= Data section =
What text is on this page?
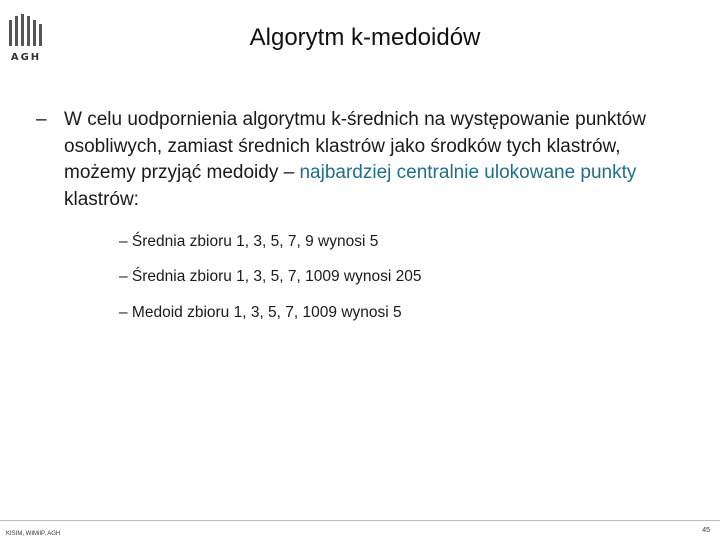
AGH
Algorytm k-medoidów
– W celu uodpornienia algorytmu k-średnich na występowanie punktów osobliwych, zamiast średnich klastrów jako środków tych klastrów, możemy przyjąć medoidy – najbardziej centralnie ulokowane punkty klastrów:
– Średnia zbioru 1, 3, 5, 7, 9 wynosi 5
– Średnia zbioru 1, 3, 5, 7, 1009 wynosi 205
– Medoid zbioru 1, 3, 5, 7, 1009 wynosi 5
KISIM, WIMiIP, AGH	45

= Directions for this task =
Every entry must be reproduced exactly, with the images left out.

= Correct response =
What text is on this page?
AGH
Algorytm k-medoidów
– W celu uodpornienia algorytmu k-średnich na występowanie punktów osobliwych, zamiast średnich klastrów jako środków tych klastrów, możemy przyjąć medoidy – najbardziej centralnie ulokowane punkty klastrów:
– Średnia zbioru 1, 3, 5, 7, 9 wynosi 5
– Średnia zbioru 1, 3, 5, 7, 1009 wynosi 205
– Medoid zbioru 1, 3, 5, 7, 1009 wynosi 5
KISIM, WIMiIP, AGH	45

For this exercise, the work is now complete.